Exercise objective =>
Select every line holding the word "父親全体" and copy it.

Items from a figure collection:
------------------------------

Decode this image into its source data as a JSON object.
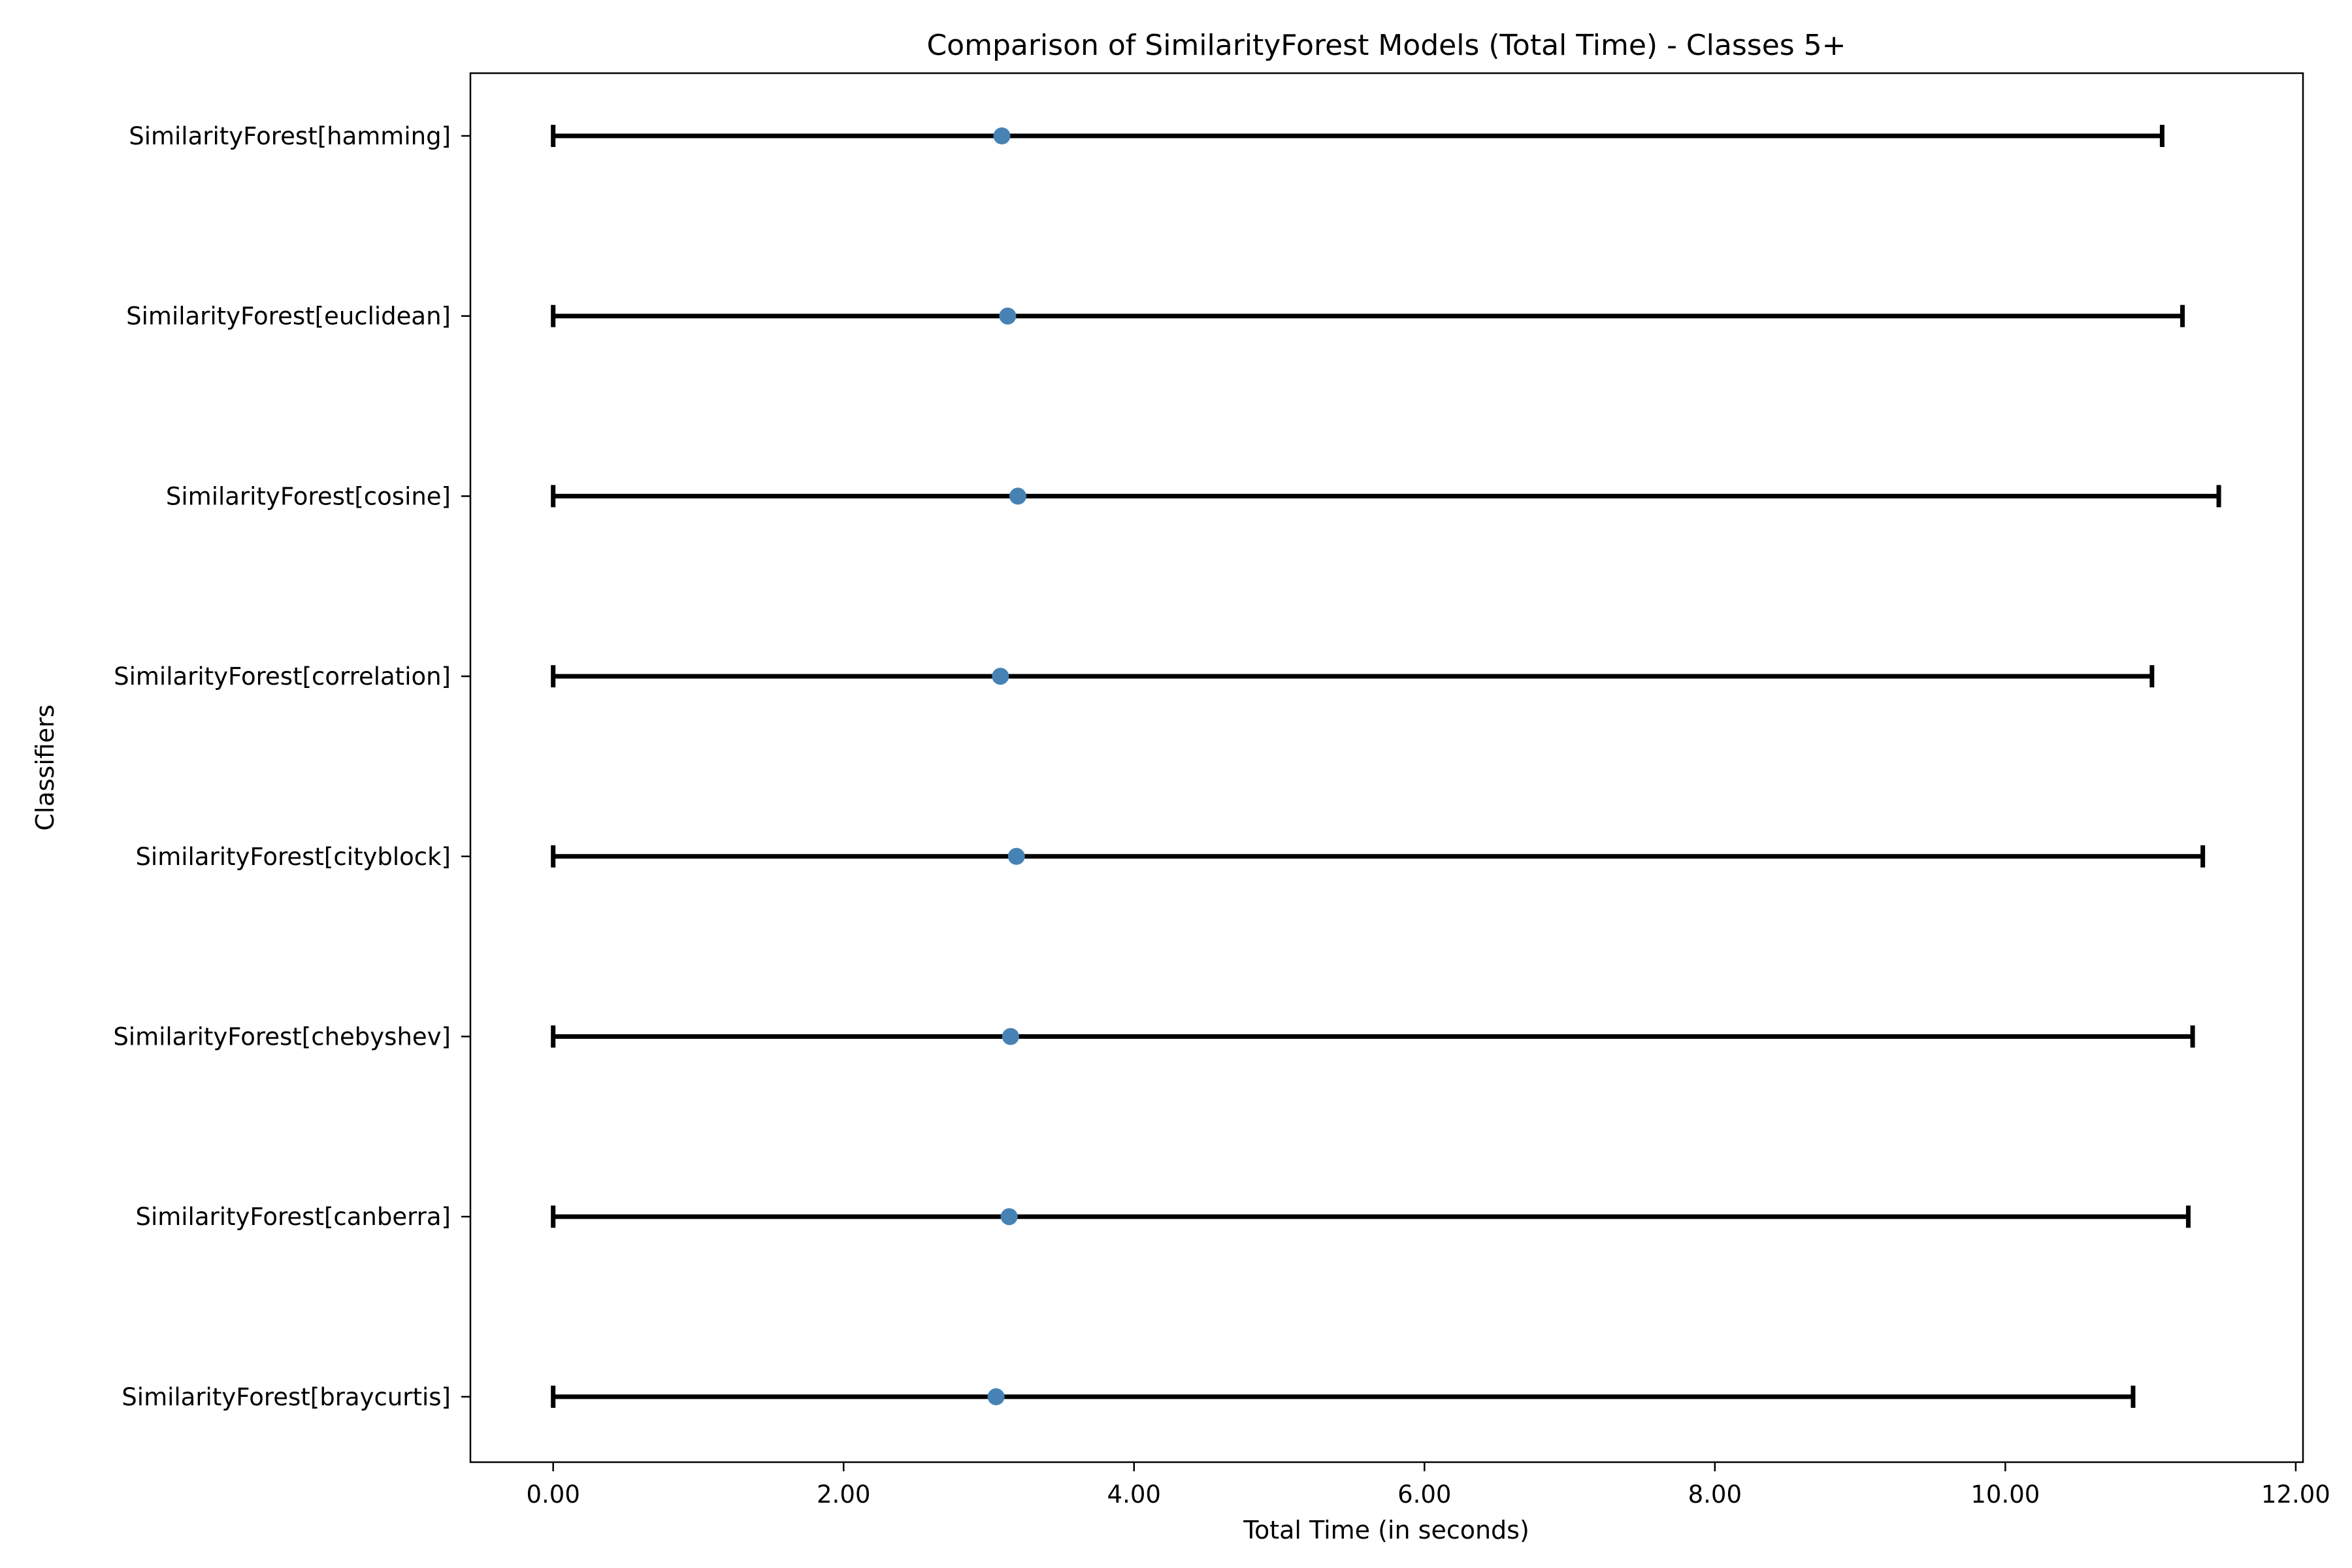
{
  "chart_data": {
    "type": "errorbar",
    "title": "Comparison of SimilarityForest Models (Total Time) - Classes 5+",
    "xlabel": "Total Time (in seconds)",
    "ylabel": "Classifiers",
    "xlim": [
      -0.57,
      12.05
    ],
    "x_ticks": [
      "0.00",
      "2.00",
      "4.00",
      "6.00",
      "8.00",
      "10.00",
      "12.00"
    ],
    "x_tick_values": [
      0,
      2,
      4,
      6,
      8,
      10,
      12
    ],
    "grid": false,
    "marker_color": "#4682b4",
    "errorbar_color": "#000000",
    "categories": [
      "SimilarityForest[hamming]",
      "SimilarityForest[euclidean]",
      "SimilarityForest[cosine]",
      "SimilarityForest[correlation]",
      "SimilarityForest[cityblock]",
      "SimilarityForest[chebyshev]",
      "SimilarityForest[canberra]",
      "SimilarityForest[braycurtis]"
    ],
    "points": [
      {
        "value": 3.09,
        "lower": 0.0,
        "upper": 11.08
      },
      {
        "value": 3.13,
        "lower": 0.0,
        "upper": 11.22
      },
      {
        "value": 3.2,
        "lower": 0.0,
        "upper": 11.47
      },
      {
        "value": 3.08,
        "lower": 0.0,
        "upper": 11.01
      },
      {
        "value": 3.19,
        "lower": 0.0,
        "upper": 11.36
      },
      {
        "value": 3.15,
        "lower": 0.0,
        "upper": 11.29
      },
      {
        "value": 3.14,
        "lower": 0.0,
        "upper": 11.26
      },
      {
        "value": 3.05,
        "lower": 0.0,
        "upper": 10.88
      }
    ]
  }
}
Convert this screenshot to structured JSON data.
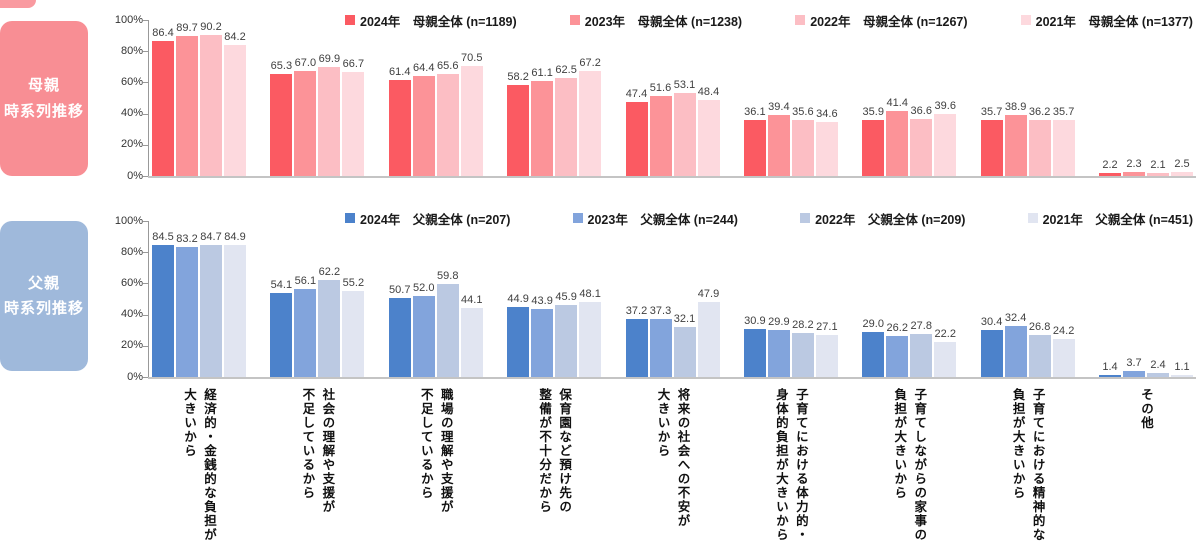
{
  "y_axis": {
    "ticks": [
      "100%",
      "80%",
      "60%",
      "40%",
      "20%",
      "0%"
    ]
  },
  "chart_data": [
    {
      "type": "bar",
      "title": "母親\n時系列推移",
      "panel_color": "#F88E94",
      "bar_colors": [
        "#FB5A62",
        "#FC9398",
        "#FCBEC4",
        "#FDD9DE"
      ],
      "ylim": [
        0,
        100
      ],
      "legend_position": "top",
      "categories": [
        "経済的・金銭的な負担が\n大きいから",
        "社会の理解や支援が\n不足しているから",
        "職場の理解や支援が\n不足しているから",
        "保育園など預け先の\n整備が不十分だから",
        "将来の社会への不安が\n大きいから",
        "子育てにおける体力的・\n身体的負担が大きいから",
        "子育てしながらの家事の\n負担が大きいから",
        "子育てにおける精神的な\n負担が大きいから",
        "その他"
      ],
      "series": [
        {
          "name": "2024年　母親全体 (n=1189)",
          "values": [
            86.4,
            65.3,
            61.4,
            58.2,
            47.4,
            36.1,
            35.9,
            35.7,
            2.2
          ]
        },
        {
          "name": "2023年　母親全体 (n=1238)",
          "values": [
            89.7,
            67.0,
            64.4,
            61.1,
            51.6,
            39.4,
            41.4,
            38.9,
            2.3
          ]
        },
        {
          "name": "2022年　母親全体 (n=1267)",
          "values": [
            90.2,
            69.9,
            65.6,
            62.5,
            53.1,
            35.6,
            36.6,
            36.2,
            2.1
          ]
        },
        {
          "name": "2021年　母親全体 (n=1377)",
          "values": [
            84.2,
            66.7,
            70.5,
            67.2,
            48.4,
            34.6,
            39.6,
            35.7,
            2.5
          ]
        }
      ]
    },
    {
      "type": "bar",
      "title": "父親\n時系列推移",
      "panel_color": "#9FB9DB",
      "bar_colors": [
        "#4C82CB",
        "#82A4DC",
        "#BBC9E2",
        "#E1E5F1"
      ],
      "ylim": [
        0,
        100
      ],
      "legend_position": "top",
      "categories": [
        "経済的・金銭的な負担が\n大きいから",
        "社会の理解や支援が\n不足しているから",
        "職場の理解や支援が\n不足しているから",
        "保育園など預け先の\n整備が不十分だから",
        "将来の社会への不安が\n大きいから",
        "子育てにおける体力的・\n身体的負担が大きいから",
        "子育てしながらの家事の\n負担が大きいから",
        "子育てにおける精神的な\n負担が大きいから",
        "その他"
      ],
      "series": [
        {
          "name": "2024年　父親全体 (n=207)",
          "values": [
            84.5,
            54.1,
            50.7,
            44.9,
            37.2,
            30.9,
            29.0,
            30.4,
            1.4
          ]
        },
        {
          "name": "2023年　父親全体 (n=244)",
          "values": [
            83.2,
            56.1,
            52.0,
            43.9,
            37.3,
            29.9,
            26.2,
            32.4,
            3.7
          ]
        },
        {
          "name": "2022年　父親全体 (n=209)",
          "values": [
            84.7,
            62.2,
            59.8,
            45.9,
            32.1,
            28.2,
            27.8,
            26.8,
            2.4
          ]
        },
        {
          "name": "2021年　父親全体 (n=451)",
          "values": [
            84.9,
            55.2,
            44.1,
            48.1,
            47.9,
            27.1,
            22.2,
            24.2,
            1.1
          ]
        }
      ]
    }
  ]
}
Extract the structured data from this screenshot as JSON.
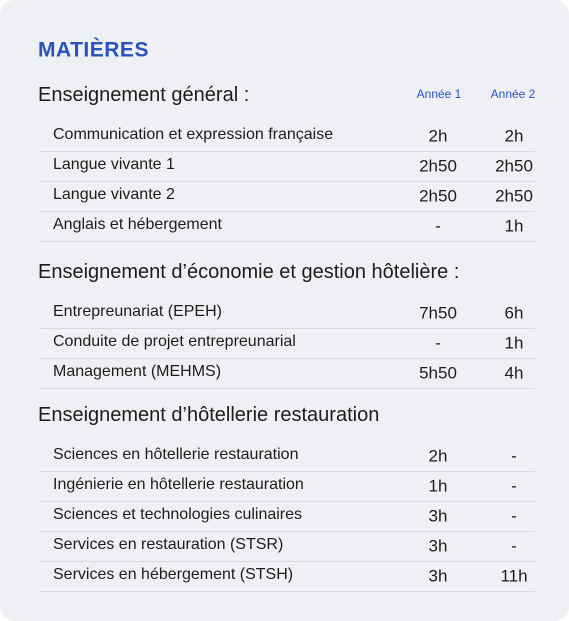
{
  "title": "MATIÈRES",
  "columns": [
    "Année 1",
    "Année 2"
  ],
  "sections": [
    {
      "heading": "Enseignement général :",
      "rows": [
        [
          "Communication et expression française",
          "2h",
          "2h"
        ],
        [
          "Langue vivante 1",
          "2h50",
          "2h50"
        ],
        [
          "Langue vivante 2",
          "2h50",
          "2h50"
        ],
        [
          "Anglais et hébergement",
          "-",
          "1h"
        ]
      ]
    },
    {
      "heading": "Enseignement d’économie et gestion hôtelière :",
      "rows": [
        [
          "Entrepreunariat (EPEH)",
          "7h50",
          "6h"
        ],
        [
          "Conduite de projet entrepreunarial",
          "-",
          "1h"
        ],
        [
          "Management (MEHMS)",
          "5h50",
          "4h"
        ]
      ]
    },
    {
      "heading": "Enseignement d’hôtellerie restauration",
      "rows": [
        [
          "Sciences en hôtellerie restauration",
          "2h",
          "-"
        ],
        [
          "Ingénierie en hôtellerie restauration",
          "1h",
          "-"
        ],
        [
          "Sciences et technologies culinaires",
          "3h",
          "-"
        ],
        [
          "Services en restauration (STSR)",
          "3h",
          "-"
        ],
        [
          "Services en hébergement (STSH)",
          "3h",
          "11h"
        ]
      ]
    }
  ]
}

------------------------------

Written reply =>
          "name": "2024年　父親全体 (n=207)",
          "name": "2023年　父親全体 (n=244)",
          "name": "2022年　父親全体 (n=209)",
          "name": "2021年　父親全体 (n=451)",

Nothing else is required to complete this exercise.